▶ _Exercise aim_
Count the lines below that contain the word "earthly", and reply with only that number.

▶ _Entries_

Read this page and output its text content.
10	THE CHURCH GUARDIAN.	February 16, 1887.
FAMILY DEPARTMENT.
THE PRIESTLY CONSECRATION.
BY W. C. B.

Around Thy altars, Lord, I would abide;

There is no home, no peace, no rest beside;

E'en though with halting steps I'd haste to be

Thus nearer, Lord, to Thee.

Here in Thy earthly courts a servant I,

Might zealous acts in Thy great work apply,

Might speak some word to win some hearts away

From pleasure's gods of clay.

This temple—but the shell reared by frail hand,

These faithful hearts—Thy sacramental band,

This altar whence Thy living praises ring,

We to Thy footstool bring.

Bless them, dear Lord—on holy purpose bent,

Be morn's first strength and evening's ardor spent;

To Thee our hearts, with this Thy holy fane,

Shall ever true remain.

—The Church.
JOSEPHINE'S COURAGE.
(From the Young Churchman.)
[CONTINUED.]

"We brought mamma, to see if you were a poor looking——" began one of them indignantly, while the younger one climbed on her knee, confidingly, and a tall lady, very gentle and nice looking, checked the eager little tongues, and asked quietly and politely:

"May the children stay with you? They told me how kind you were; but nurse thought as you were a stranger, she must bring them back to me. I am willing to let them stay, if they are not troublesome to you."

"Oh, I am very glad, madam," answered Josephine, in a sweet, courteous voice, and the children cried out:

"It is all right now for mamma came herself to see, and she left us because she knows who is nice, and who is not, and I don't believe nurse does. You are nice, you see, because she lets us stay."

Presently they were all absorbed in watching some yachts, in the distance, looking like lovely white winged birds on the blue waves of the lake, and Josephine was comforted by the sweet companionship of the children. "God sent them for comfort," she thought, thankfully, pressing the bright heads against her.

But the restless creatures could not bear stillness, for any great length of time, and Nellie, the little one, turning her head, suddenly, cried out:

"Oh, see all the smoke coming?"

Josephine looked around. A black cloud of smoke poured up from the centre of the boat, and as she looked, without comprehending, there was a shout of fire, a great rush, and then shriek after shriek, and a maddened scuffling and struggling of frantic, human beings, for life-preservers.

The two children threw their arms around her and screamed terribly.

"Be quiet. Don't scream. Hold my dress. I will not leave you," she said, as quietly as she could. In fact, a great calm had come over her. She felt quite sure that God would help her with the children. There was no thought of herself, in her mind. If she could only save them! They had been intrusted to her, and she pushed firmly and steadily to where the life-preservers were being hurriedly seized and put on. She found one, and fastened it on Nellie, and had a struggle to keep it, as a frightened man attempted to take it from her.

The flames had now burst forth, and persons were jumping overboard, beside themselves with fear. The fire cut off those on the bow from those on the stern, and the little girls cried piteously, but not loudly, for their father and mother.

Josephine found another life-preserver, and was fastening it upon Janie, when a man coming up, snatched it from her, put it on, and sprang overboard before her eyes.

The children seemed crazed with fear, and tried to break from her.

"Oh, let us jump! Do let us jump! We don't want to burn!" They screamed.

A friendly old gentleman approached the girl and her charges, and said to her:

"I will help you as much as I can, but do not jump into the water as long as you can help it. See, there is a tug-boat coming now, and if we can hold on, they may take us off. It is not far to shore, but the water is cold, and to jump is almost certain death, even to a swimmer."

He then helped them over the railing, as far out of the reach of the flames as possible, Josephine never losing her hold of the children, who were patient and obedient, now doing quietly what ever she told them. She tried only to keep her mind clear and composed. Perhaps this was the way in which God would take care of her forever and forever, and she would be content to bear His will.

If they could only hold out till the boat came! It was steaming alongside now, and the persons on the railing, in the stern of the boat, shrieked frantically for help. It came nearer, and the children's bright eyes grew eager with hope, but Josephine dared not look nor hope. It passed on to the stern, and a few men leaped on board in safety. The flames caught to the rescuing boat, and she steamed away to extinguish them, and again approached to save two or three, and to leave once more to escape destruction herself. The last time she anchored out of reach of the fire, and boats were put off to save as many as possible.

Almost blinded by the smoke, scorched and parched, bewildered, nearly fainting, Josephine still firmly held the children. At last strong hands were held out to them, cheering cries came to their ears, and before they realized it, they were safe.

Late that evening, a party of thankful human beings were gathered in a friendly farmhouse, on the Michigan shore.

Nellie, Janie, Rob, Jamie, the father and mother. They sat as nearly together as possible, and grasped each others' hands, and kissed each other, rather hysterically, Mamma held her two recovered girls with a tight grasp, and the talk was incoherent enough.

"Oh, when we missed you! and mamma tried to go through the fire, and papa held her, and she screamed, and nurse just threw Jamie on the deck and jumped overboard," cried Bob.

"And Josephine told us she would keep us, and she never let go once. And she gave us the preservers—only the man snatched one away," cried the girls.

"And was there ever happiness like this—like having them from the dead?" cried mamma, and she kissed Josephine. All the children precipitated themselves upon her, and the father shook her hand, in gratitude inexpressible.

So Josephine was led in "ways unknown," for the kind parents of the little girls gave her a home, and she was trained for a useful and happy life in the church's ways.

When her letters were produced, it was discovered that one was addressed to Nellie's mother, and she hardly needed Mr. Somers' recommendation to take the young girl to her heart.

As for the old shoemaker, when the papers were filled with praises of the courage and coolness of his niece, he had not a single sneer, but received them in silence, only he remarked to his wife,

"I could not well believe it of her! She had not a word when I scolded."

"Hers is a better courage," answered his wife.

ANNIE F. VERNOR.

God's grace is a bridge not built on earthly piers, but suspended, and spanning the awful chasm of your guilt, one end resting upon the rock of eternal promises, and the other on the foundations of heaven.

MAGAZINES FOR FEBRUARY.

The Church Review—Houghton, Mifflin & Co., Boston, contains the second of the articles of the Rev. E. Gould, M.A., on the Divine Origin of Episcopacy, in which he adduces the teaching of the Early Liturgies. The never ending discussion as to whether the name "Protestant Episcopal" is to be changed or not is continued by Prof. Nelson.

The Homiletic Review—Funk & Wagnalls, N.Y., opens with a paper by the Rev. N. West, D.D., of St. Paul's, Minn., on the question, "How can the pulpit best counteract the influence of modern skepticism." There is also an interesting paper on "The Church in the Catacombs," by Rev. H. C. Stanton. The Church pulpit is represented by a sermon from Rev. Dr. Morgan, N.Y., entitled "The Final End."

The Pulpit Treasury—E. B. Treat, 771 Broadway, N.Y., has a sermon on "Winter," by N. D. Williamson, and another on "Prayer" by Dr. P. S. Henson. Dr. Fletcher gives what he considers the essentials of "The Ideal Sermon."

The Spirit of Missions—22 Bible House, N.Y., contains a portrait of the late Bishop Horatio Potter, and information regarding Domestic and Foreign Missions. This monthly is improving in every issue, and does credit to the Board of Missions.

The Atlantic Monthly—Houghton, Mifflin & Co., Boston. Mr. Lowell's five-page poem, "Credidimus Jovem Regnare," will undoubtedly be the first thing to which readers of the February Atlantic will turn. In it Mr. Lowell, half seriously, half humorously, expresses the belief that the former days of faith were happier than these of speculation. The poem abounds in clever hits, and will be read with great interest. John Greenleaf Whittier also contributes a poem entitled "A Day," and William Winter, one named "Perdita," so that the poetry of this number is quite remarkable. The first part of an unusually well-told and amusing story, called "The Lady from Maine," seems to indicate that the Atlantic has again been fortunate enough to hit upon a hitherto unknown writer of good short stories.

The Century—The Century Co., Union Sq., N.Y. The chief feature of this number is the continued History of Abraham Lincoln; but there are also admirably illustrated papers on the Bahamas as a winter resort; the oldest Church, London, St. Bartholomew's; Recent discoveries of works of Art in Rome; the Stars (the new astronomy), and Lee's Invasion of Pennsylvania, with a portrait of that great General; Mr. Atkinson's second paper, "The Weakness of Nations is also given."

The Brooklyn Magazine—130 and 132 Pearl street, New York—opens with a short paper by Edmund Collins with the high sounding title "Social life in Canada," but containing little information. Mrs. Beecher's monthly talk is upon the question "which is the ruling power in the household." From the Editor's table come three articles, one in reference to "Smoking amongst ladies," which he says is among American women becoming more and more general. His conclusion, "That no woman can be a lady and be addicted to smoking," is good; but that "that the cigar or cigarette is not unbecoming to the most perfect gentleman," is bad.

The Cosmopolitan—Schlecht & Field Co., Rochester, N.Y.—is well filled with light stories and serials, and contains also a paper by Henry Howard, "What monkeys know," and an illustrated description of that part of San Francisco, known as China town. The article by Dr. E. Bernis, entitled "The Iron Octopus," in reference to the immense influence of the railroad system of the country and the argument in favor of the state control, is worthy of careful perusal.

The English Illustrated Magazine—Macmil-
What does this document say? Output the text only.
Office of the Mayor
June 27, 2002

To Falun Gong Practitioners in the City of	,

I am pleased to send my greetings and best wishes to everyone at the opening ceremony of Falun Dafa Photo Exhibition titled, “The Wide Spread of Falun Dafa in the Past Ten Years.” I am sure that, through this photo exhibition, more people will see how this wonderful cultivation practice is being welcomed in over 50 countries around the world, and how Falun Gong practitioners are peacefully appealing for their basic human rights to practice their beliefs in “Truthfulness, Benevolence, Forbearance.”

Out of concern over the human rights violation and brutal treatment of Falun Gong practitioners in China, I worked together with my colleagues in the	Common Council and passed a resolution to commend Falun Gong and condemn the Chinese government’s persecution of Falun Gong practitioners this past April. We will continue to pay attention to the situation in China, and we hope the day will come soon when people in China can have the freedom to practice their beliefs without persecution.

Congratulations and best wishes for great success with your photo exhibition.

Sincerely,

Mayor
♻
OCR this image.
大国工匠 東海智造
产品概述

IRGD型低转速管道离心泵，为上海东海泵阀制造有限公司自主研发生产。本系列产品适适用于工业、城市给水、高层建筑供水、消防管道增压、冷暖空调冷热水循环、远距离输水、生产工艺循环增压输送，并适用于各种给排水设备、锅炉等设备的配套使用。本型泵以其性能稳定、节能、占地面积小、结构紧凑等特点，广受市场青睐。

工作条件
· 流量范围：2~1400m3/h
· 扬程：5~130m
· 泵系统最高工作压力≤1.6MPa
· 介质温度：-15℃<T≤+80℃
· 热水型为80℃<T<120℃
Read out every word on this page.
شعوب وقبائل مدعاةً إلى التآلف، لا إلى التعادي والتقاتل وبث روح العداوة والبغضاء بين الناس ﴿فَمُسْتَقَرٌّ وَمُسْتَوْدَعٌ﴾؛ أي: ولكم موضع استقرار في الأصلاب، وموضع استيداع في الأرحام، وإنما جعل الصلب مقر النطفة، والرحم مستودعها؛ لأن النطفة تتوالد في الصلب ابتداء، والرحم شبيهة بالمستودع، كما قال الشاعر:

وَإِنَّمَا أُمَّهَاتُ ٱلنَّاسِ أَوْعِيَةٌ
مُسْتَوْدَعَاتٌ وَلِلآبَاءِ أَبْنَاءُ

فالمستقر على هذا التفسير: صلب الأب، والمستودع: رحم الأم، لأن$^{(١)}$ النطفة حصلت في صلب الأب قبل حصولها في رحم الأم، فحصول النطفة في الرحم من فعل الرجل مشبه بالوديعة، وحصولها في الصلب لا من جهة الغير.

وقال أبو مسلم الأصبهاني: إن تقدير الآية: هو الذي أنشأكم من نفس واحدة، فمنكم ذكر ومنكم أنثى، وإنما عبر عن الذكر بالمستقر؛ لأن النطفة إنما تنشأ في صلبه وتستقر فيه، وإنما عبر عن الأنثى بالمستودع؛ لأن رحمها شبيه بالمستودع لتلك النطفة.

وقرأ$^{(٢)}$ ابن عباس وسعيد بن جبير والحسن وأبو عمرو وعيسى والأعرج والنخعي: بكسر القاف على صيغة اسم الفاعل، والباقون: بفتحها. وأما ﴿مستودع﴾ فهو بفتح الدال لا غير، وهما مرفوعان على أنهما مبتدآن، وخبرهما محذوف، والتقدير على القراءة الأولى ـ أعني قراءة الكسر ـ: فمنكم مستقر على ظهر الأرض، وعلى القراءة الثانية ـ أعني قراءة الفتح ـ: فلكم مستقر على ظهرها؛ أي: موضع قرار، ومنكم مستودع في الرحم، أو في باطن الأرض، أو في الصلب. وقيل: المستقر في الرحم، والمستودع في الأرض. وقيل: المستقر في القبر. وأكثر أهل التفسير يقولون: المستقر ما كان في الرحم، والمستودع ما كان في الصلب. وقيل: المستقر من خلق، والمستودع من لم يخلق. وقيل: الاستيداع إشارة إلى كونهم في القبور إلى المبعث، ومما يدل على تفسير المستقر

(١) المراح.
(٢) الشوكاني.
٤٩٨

▶ _Solved exercise_
2